[WHAT THE TASK ASKS] Give the listing again exactly, omitting its images.

[DATA]
-- Begin --
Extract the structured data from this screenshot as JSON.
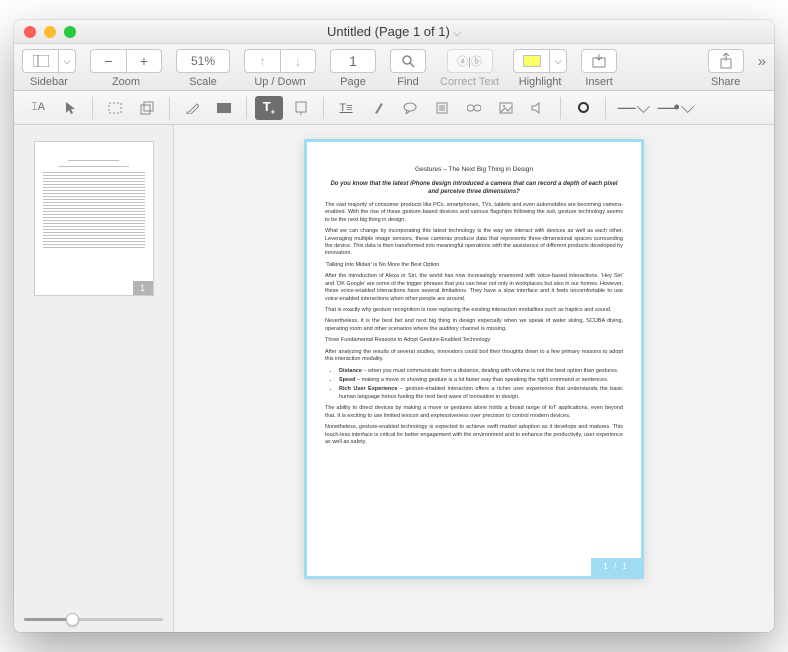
{
  "window": {
    "title": "Untitled (Page 1 of 1)"
  },
  "toolbar": {
    "sidebar": "Sidebar",
    "zoom": "Zoom",
    "zoom_minus": "−",
    "zoom_plus": "+",
    "zoom_value": "51%",
    "scale": "Scale",
    "updown": "Up / Down",
    "page_value": "1",
    "page": "Page",
    "find": "Find",
    "correct": "Correct Text",
    "highlight": "Highlight",
    "insert": "Insert",
    "share": "Share"
  },
  "sidebar": {
    "thumb_page": "1",
    "slider_pct": 30
  },
  "canvas": {
    "page_indicator": "1 / 1"
  },
  "doc": {
    "title": "Gestures – The Next Big Thing in Design",
    "lead": "Do you know that the latest iPhone design introduced a camera that can record a depth of each pixel and perceive three dimensions?",
    "p1": "The vast majority of consumer products like PCs, smartphones, TVs, tablets and even automobiles are becoming camera-enabled. With the rise of these gesture-based devices and various flagships following the suit, gesture technology seems to be the next big thing in design.",
    "p2": "What we can change by incorporating this latest technology is the way we interact with devices as well as each other. Leveraging multiple image sensors, these cameras produce data that represents three-dimensional spaces surrounding the device. This data is then transformed into meaningful operations with the assistance of different products developed by innovators.",
    "p3h": "‘Talking Into Midair’ is No More the Best Option",
    "p3": "After the introduction of Alexa or Siri, the world has now increasingly enamored with voice-based interactions. ‘Hey Siri’ and ‘OK Google’ are some of the trigger phrases that you can hear not only in workplaces but also in our homes. However, these voice-enabled interactions have several limitations. They have a slow interface and it feels uncomfortable to use voice-enabled interactions when other people are around.",
    "p4": "That is exactly why gesture recognition is now replacing the existing interaction modalities such as haptics and sound.",
    "p5": "Nevertheless, it is the best bet and next big thing in design especially when we speak of water skiing, SCUBA diving, operating room and other scenarios where the auditory channel is missing.",
    "p6h": "Three Fundamental Reasons to Adopt Gesture-Enabled Technology",
    "p6": "After analyzing the results of several studies, innovators could boil their thoughts down to a few primary reasons to adopt this interaction modality.",
    "b1t": "Distance",
    "b1": " – when you must communicate from a distance, dealing with volume is not the best option than gestures.",
    "b2t": "Speed",
    "b2": " – making a move or showing gesture is a lot faster way than speaking the right command or sentences.",
    "b3t": "Rich User Experience",
    "b3": " – gesture-enabled interaction offers a richer user experience that understands the basic human language hence fueling the next best wave of innovation in design.",
    "p7": "The ability to direct devices by making a move or gestures alone holds a broad range of IoT applications, even beyond that. It is exciting to use limited lexicon and expressiveness over precision to control modern devices.",
    "p8": "Nonetheless, gesture-enabled technology is expected to achieve swift market adoption as it develops and matures. This touch-less interface is critical for better engagement with the environment and to enhance the productivity, user experience as well as safety."
  }
}
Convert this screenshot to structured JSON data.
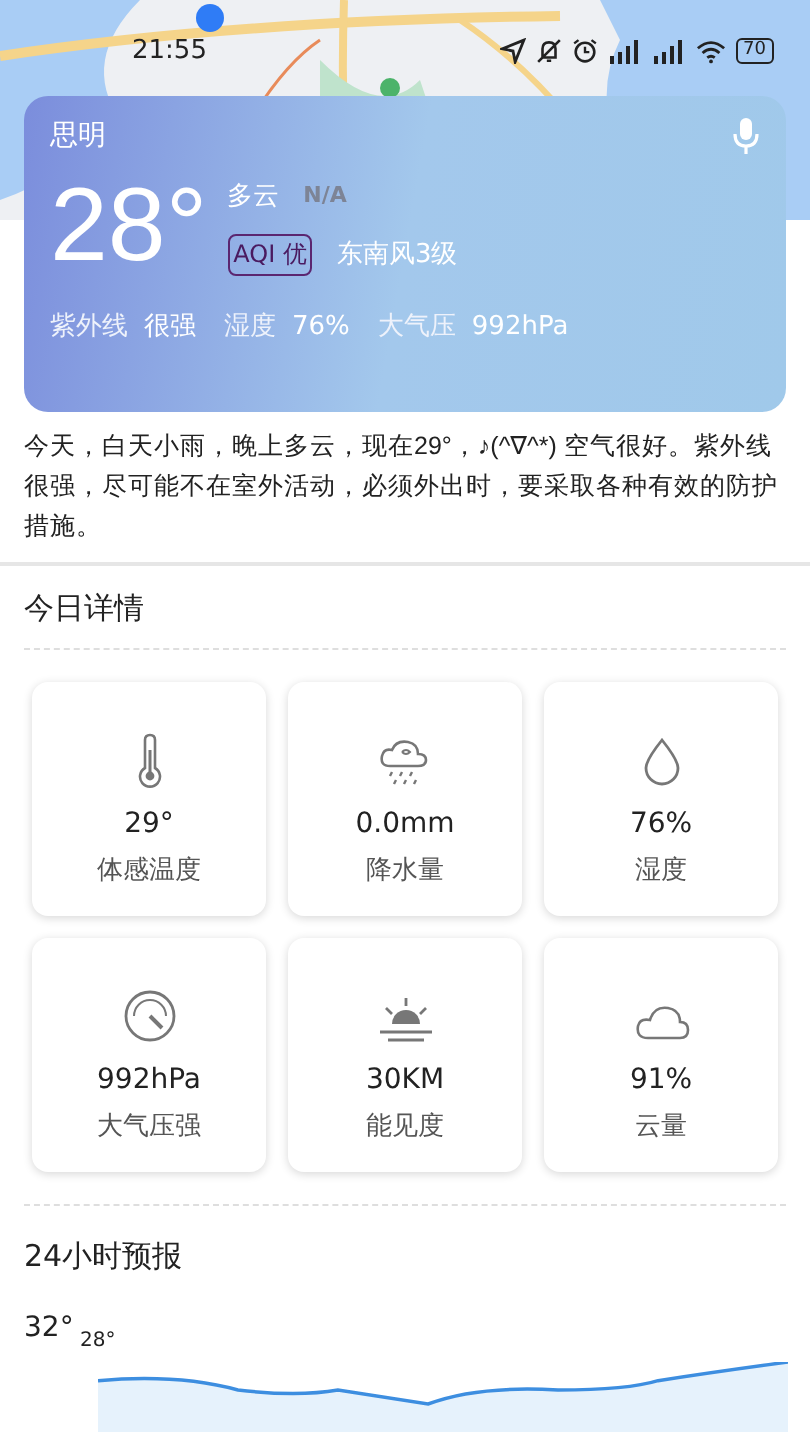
{
  "status_bar": {
    "time": "21:55",
    "battery": "70"
  },
  "weather": {
    "location": "思明",
    "temperature": "28°",
    "condition": "多云",
    "quality": "N/A",
    "aqi_badge": "AQI 优",
    "wind": "东南风3级",
    "stats": [
      {
        "label": "紫外线",
        "value": "很强"
      },
      {
        "label": "湿度",
        "value": "76%"
      },
      {
        "label": "大气压",
        "value": "992hPa"
      }
    ]
  },
  "summary": "今天，白天小雨，晚上多云，现在29°，♪(^∇^*) 空气很好。紫外线很强，尽可能不在室外活动，必须外出时，要采取各种有效的防护措施。",
  "details": {
    "title": "今日详情",
    "items": [
      {
        "kind": "thermometer",
        "value": "29°",
        "label": "体感温度"
      },
      {
        "kind": "rain",
        "value": "0.0mm",
        "label": "降水量"
      },
      {
        "kind": "drop",
        "value": "76%",
        "label": "湿度"
      },
      {
        "kind": "gauge",
        "value": "992hPa",
        "label": "大气压强"
      },
      {
        "kind": "horizon",
        "value": "30KM",
        "label": "能见度"
      },
      {
        "kind": "cloud",
        "value": "91%",
        "label": "云量"
      }
    ]
  },
  "forecast": {
    "title": "24小时预报",
    "high": "32°",
    "first_temp": "28°"
  }
}
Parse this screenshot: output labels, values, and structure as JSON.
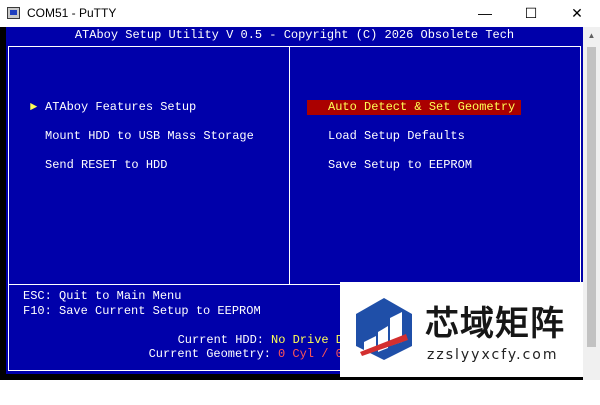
-- End --
[THE ANSWER]
Extract the structured data from this screenshot as JSON.
{
  "window": {
    "title": "Untitled (Page 1 of 1)"
  },
  "toolbar": {
    "sidebar": "Sidebar",
    "zoom": "Zoom",
    "zoom_minus": "−",
    "zoom_plus": "+",
    "zoom_value": "51%",
    "scale": "Scale",
    "updown": "Up / Down",
    "page_value": "1",
    "page": "Page",
    "find": "Find",
    "correct": "Correct Text",
    "highlight": "Highlight",
    "insert": "Insert",
    "share": "Share"
  },
  "sidebar": {
    "thumb_page": "1",
    "slider_pct": 30
  },
  "canvas": {
    "page_indicator": "1 / 1"
  },
  "doc": {
    "title": "Gestures – The Next Big Thing in Design",
    "lead": "Do you know that the latest iPhone design introduced a camera that can record a depth of each pixel and perceive three dimensions?",
    "p1": "The vast majority of consumer products like PCs, smartphones, TVs, tablets and even automobiles are becoming camera-enabled. With the rise of these gesture-based devices and various flagships following the suit, gesture technology seems to be the next big thing in design.",
    "p2": "What we can change by incorporating this latest technology is the way we interact with devices as well as each other. Leveraging multiple image sensors, these cameras produce data that represents three-dimensional spaces surrounding the device. This data is then transformed into meaningful operations with the assistance of different products developed by innovators.",
    "p3h": "‘Talking Into Midair’ is No More the Best Option",
    "p3": "After the introduction of Alexa or Siri, the world has now increasingly enamored with voice-based interactions. ‘Hey Siri’ and ‘OK Google’ are some of the trigger phrases that you can hear not only in workplaces but also in our homes. However, these voice-enabled interactions have several limitations. They have a slow interface and it feels uncomfortable to use voice-enabled interactions when other people are around.",
    "p4": "That is exactly why gesture recognition is now replacing the existing interaction modalities such as haptics and sound.",
    "p5": "Nevertheless, it is the best bet and next big thing in design especially when we speak of water skiing, SCUBA diving, operating room and other scenarios where the auditory channel is missing.",
    "p6h": "Three Fundamental Reasons to Adopt Gesture-Enabled Technology",
    "p6": "After analyzing the results of several studies, innovators could boil their thoughts down to a few primary reasons to adopt this interaction modality.",
    "b1t": "Distance",
    "b1": " – when you must communicate from a distance, dealing with volume is not the best option than gestures.",
    "b2t": "Speed",
    "b2": " – making a move or showing gesture is a lot faster way than speaking the right command or sentences.",
    "b3t": "Rich User Experience",
    "b3": " – gesture-enabled interaction offers a richer user experience that understands the basic human language hence fueling the next best wave of innovation in design.",
    "p7": "The ability to direct devices by making a move or gestures alone holds a broad range of IoT applications, even beyond that. It is exciting to use limited lexicon and expressiveness over precision to control modern devices.",
    "p8": "Nonetheless, gesture-enabled technology is expected to achieve swift market adoption as it develops and matures. This touch-less interface is critical for better engagement with the environment and to enhance the productivity, user experience as well as safety."
  }
}
Convert this screenshot to structured JSON data.
{
  "status_bar": {
    "time": "21:55",
    "battery": "70"
  },
  "weather": {
    "location": "思明",
    "temperature": "28°",
    "condition": "多云",
    "quality": "N/A",
    "aqi_badge": "AQI 优",
    "wind": "东南风3级",
    "stats": [
      {
        "label": "紫外线",
        "value": "很强"
      },
      {
        "label": "湿度",
        "value": "76%"
      },
      {
        "label": "大气压",
        "value": "992hPa"
      }
    ]
  },
  "summary": "今天，白天小雨，晚上多云，现在29°，♪(^∇^*) 空气很好。紫外线很强，尽可能不在室外活动，必须外出时，要采取各种有效的防护措施。",
  "details": {
    "title": "今日详情",
    "items": [
      {
        "kind": "thermometer",
        "value": "29°",
        "label": "体感温度"
      },
      {
        "kind": "rain",
        "value": "0.0mm",
        "label": "降水量"
      },
      {
        "kind": "drop",
        "value": "76%",
        "label": "湿度"
      },
      {
        "kind": "gauge",
        "value": "992hPa",
        "label": "大气压强"
      },
      {
        "kind": "horizon",
        "value": "30KM",
        "label": "能见度"
      },
      {
        "kind": "cloud",
        "value": "91%",
        "label": "云量"
      }
    ]
  },
  "forecast": {
    "title": "24小时预报",
    "high": "32°",
    "first_temp": "28°"
  }
}
Parse this screenshot: output labels, values, and structure as JSON.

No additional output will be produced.